The request: Wherever "GOME" appears in a line, copy that line.

Material supplied:
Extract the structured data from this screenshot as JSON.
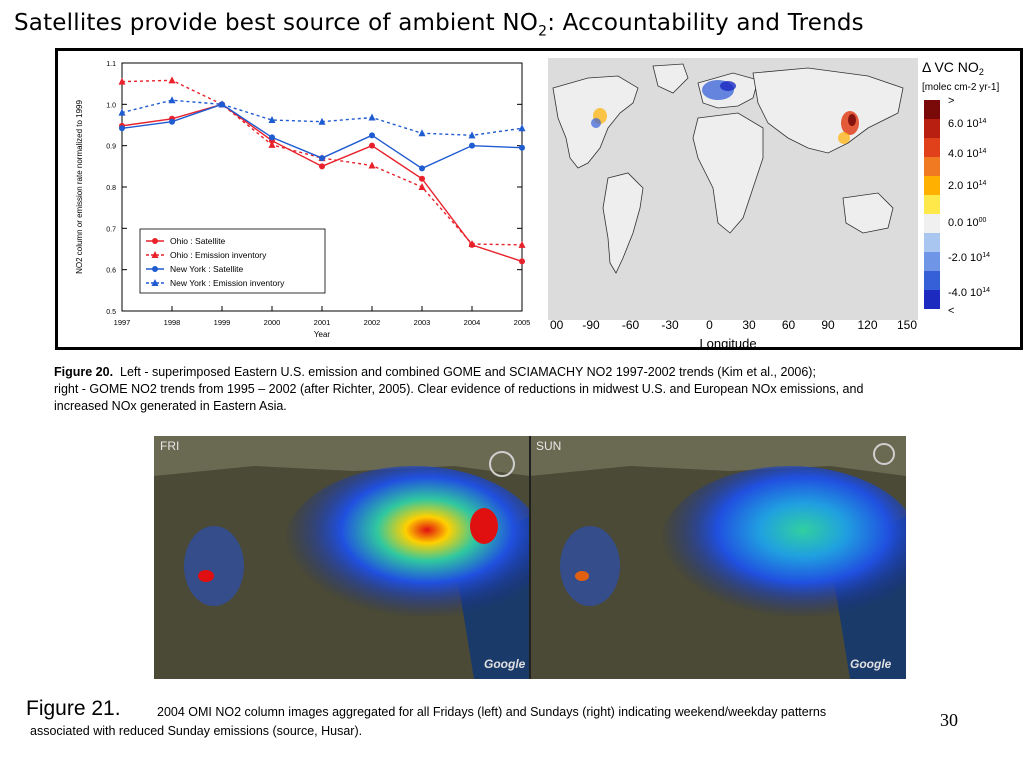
{
  "slide": {
    "title_main": "Satellites provide best source of ambient NO",
    "title_sub": "2",
    "title_rest": ": Accountability and Trends",
    "page_number": "30"
  },
  "figure20": {
    "caption_label": "Figure 20.",
    "caption_line1": "Left - superimposed Eastern U.S. emission and combined GOME and SCIAMACHY NO2 1997-2002 trends (Kim et al., 2006);",
    "caption_line2": "right - GOME NO2 trends from 1995 – 2002 (after Richter, 2005). Clear evidence of reductions in midwest U.S. and European NOx emissions, and",
    "caption_line3": "increased NOx generated in Eastern Asia."
  },
  "chart_data": {
    "type": "line",
    "x": [
      1997,
      1998,
      1999,
      2000,
      2001,
      2002,
      2003,
      2004,
      2005
    ],
    "xlabel": "Year",
    "ylabel": "NO2 column or emission rate normalized to 1999",
    "ylim": [
      0.5,
      1.1
    ],
    "yticks": [
      "0.5",
      "0.6",
      "0.7",
      "0.8",
      "0.9",
      "1.0",
      "1.1"
    ],
    "xticks": [
      "1997",
      "1998",
      "1999",
      "2000",
      "2001",
      "2002",
      "2003",
      "2004",
      "2005"
    ],
    "legend_position": "bottom-left",
    "series": [
      {
        "name": "Ohio : Satellite",
        "color": "#e8212b",
        "dashed": false,
        "marker": "circle",
        "values": [
          0.948,
          0.965,
          1.0,
          0.912,
          0.85,
          0.9,
          0.82,
          0.66,
          0.62
        ]
      },
      {
        "name": "Ohio : Emission inventory",
        "color": "#e8212b",
        "dashed": true,
        "marker": "triangle",
        "values": [
          1.055,
          1.058,
          1.0,
          0.902,
          0.87,
          0.852,
          0.8,
          0.662,
          0.66
        ]
      },
      {
        "name": "New York : Satellite",
        "color": "#1f5bd1",
        "dashed": false,
        "marker": "circle",
        "values": [
          0.942,
          0.958,
          1.0,
          0.92,
          0.87,
          0.925,
          0.845,
          0.9,
          0.895
        ]
      },
      {
        "name": "New York : Emission inventory",
        "color": "#1f5bd1",
        "dashed": true,
        "marker": "triangle",
        "values": [
          0.98,
          1.01,
          1.0,
          0.962,
          0.958,
          0.968,
          0.93,
          0.925,
          0.942
        ]
      }
    ]
  },
  "trend_map": {
    "legend_title": "Δ VC NO",
    "legend_title_sub": "2",
    "legend_units": "[molec cm-2 yr-1]",
    "legend_entries": [
      ">",
      "6.0 10",
      "4.0 10",
      "2.0 10",
      "0.0 10",
      "-2.0 10",
      "-4.0 10",
      "<"
    ],
    "legend_exponents": [
      "",
      "14",
      "14",
      "14",
      "00",
      "14",
      "14",
      ""
    ],
    "legend_colors": [
      "#7a0a0a",
      "#b81f10",
      "#e0401a",
      "#f07a22",
      "#ffb000",
      "#ffe84a",
      "#f0f0f0",
      "#a9c6f0",
      "#6f95e6",
      "#3660d8",
      "#1c2ac0"
    ],
    "x_ticks": [
      "-90",
      "-60",
      "-30",
      "0",
      "30",
      "60",
      "90",
      "120",
      "150"
    ],
    "x_tick_left": "00",
    "x_label": "Longitude"
  },
  "omi_images": {
    "left_label": "FRI",
    "right_label": "SUN",
    "google_label": "Google"
  },
  "figure21": {
    "caption_label": "Figure 21.",
    "caption_line1": "2004 OMI NO2 column images aggregated for all Fridays (left) and Sundays (right) indicating weekend/weekday patterns",
    "caption_line2": "associated with reduced Sunday emissions (source, Husar)."
  }
}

Written solution:
    "caption_line1": "Left - superimposed Eastern U.S. emission and combined GOME and SCIAMACHY NO2 1997-2002 trends (Kim et al., 2006);",
    "caption_line2": "right - GOME NO2 trends from 1995 – 2002 (after Richter, 2005). Clear evidence of reductions in midwest U.S. and European NOx emissions, and",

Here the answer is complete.